Can you transcribe word for word the stretch of the items below from their first line through the line containing "format-painter-icon[interactable]: ✎ —", including both ends?

───

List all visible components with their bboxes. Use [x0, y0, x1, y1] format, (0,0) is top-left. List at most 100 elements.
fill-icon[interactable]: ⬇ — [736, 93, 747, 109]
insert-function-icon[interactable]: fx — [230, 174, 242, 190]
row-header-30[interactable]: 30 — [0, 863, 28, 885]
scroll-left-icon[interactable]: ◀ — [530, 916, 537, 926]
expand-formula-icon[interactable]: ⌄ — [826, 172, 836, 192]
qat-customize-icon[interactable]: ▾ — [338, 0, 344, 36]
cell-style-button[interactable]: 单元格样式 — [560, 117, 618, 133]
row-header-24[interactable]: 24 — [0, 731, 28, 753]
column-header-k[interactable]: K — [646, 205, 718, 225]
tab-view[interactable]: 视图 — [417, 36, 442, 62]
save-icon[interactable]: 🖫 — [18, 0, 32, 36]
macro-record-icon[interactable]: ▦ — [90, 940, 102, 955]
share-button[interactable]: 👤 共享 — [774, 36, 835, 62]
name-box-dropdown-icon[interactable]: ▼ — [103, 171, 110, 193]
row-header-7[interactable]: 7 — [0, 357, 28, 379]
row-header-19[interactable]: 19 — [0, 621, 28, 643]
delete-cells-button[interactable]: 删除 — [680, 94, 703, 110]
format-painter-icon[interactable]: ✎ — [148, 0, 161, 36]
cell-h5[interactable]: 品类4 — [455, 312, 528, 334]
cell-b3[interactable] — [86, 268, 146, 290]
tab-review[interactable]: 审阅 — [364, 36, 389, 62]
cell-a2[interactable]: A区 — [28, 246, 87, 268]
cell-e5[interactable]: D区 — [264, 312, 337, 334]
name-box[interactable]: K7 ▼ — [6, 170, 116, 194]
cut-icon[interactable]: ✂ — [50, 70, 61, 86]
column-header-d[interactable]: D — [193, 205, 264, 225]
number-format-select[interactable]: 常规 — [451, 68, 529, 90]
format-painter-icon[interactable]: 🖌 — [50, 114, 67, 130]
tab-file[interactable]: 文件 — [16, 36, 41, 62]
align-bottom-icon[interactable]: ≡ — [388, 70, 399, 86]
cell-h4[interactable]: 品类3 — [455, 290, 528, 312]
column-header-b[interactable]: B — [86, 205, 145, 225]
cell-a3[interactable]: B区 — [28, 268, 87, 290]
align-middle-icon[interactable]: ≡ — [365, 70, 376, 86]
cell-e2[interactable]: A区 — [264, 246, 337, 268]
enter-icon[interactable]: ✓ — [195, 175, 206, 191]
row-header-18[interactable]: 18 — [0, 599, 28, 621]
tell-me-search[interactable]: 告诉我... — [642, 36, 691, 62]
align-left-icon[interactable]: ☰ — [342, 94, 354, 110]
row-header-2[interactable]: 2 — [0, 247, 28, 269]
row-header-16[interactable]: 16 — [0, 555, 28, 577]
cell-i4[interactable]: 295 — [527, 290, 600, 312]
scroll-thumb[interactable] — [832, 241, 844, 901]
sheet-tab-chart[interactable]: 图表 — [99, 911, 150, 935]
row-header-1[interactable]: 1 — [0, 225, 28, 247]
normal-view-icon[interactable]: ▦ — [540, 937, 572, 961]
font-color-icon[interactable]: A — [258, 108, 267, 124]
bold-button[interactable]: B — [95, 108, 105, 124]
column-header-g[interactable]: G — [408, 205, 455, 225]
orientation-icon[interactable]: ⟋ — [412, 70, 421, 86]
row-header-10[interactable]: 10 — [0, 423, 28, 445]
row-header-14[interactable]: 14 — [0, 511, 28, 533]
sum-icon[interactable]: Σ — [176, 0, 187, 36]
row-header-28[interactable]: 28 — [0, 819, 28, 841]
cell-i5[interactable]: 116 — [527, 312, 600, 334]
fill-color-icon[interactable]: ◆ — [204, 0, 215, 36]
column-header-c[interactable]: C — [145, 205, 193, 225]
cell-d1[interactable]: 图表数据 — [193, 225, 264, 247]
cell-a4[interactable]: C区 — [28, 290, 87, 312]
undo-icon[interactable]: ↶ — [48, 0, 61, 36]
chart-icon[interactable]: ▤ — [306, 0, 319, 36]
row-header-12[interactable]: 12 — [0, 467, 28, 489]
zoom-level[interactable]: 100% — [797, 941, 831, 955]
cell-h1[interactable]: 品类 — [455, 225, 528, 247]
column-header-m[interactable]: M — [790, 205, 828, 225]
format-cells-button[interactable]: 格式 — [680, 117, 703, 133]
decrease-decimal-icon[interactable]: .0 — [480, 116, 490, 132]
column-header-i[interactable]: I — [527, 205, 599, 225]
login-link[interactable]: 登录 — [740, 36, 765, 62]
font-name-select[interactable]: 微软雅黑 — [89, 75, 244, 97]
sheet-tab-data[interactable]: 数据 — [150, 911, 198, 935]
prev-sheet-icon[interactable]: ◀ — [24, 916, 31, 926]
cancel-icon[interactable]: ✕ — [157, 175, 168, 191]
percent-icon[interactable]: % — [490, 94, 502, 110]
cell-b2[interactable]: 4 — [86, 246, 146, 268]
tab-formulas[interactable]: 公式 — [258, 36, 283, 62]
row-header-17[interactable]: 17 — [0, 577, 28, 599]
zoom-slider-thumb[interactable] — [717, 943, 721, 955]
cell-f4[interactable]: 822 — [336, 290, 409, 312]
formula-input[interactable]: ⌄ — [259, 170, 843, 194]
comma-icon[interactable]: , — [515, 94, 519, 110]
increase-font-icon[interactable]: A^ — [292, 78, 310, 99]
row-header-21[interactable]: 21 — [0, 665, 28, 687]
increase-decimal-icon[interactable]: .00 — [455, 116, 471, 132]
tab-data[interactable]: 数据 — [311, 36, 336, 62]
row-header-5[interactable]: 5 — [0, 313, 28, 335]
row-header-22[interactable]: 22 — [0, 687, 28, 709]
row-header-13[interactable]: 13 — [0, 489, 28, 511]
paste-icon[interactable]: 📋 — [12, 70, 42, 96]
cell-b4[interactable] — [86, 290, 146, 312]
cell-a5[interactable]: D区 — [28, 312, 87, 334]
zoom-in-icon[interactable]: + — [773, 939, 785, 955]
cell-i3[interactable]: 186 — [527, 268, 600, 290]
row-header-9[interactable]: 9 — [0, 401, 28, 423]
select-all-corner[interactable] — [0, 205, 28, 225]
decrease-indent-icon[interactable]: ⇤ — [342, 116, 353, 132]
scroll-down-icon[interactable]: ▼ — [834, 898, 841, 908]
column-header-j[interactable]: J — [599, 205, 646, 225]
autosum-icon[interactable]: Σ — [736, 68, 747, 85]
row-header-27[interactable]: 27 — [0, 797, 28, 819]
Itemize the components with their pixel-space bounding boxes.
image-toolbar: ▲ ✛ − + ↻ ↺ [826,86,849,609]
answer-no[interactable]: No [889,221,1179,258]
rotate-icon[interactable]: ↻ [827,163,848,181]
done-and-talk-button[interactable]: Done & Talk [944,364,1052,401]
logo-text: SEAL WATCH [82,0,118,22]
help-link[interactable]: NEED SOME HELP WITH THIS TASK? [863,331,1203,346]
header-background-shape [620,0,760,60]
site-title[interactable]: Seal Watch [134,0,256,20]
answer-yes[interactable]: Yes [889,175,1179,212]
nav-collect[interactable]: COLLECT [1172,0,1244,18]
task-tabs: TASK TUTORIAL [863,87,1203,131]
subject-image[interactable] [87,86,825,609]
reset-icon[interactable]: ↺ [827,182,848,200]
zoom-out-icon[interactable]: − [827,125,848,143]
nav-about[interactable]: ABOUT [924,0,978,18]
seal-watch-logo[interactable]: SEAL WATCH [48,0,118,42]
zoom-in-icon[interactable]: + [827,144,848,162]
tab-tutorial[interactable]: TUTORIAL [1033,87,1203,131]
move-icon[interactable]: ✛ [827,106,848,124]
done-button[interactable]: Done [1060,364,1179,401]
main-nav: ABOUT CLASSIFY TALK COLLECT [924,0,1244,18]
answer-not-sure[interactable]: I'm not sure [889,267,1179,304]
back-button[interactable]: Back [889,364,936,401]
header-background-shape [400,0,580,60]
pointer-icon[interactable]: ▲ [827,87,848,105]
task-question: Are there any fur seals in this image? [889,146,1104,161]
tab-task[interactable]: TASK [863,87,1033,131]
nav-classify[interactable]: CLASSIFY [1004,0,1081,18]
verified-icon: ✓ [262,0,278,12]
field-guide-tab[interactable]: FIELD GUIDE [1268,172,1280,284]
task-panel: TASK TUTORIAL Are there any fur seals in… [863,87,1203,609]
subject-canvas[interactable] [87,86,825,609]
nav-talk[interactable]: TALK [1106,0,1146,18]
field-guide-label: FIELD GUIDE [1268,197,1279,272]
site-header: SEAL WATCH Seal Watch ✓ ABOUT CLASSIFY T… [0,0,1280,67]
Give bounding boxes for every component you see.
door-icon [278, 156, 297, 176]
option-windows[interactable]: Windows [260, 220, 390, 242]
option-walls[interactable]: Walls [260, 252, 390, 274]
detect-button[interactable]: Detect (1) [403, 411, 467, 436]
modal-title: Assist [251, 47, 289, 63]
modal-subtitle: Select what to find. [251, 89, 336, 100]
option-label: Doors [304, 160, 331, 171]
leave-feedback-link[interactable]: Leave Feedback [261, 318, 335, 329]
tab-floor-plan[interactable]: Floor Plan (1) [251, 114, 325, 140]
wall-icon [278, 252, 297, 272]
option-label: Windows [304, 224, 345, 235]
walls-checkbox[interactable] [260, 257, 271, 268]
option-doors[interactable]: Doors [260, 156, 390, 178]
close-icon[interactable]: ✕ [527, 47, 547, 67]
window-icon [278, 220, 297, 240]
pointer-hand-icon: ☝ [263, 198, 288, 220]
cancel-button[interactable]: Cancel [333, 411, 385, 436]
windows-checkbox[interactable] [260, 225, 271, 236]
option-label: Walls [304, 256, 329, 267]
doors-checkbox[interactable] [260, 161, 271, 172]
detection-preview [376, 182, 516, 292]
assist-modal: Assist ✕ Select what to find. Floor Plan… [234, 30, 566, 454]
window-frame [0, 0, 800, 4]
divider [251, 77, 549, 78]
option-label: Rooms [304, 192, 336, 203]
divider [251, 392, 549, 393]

───

▸ **Response to the task**
List all visible components with their bboxes. Use [x0, y0, x1, y1] format, (0,0) is top-left. List at most 100 elements.
fill-icon[interactable]: ⬇ — [736, 93, 747, 109]
insert-function-icon[interactable]: fx — [230, 174, 242, 190]
row-header-30[interactable]: 30 — [0, 863, 28, 885]
scroll-left-icon[interactable]: ◀ — [530, 916, 537, 926]
expand-formula-icon[interactable]: ⌄ — [826, 172, 836, 192]
qat-customize-icon[interactable]: ▾ — [338, 0, 344, 36]
cell-style-button[interactable]: 单元格样式 — [560, 117, 618, 133]
row-header-24[interactable]: 24 — [0, 731, 28, 753]
column-header-k[interactable]: K — [646, 205, 718, 225]
tab-view[interactable]: 视图 — [417, 36, 442, 62]
save-icon[interactable]: 🖫 — [18, 0, 32, 36]
macro-record-icon[interactable]: ▦ — [90, 940, 102, 955]
share-button[interactable]: 👤 共享 — [774, 36, 835, 62]
name-box-dropdown-icon[interactable]: ▼ — [103, 171, 110, 193]
row-header-7[interactable]: 7 — [0, 357, 28, 379]
row-header-19[interactable]: 19 — [0, 621, 28, 643]
delete-cells-button[interactable]: 删除 — [680, 94, 703, 110]
format-painter-icon[interactable]: ✎ — [148, 0, 161, 36]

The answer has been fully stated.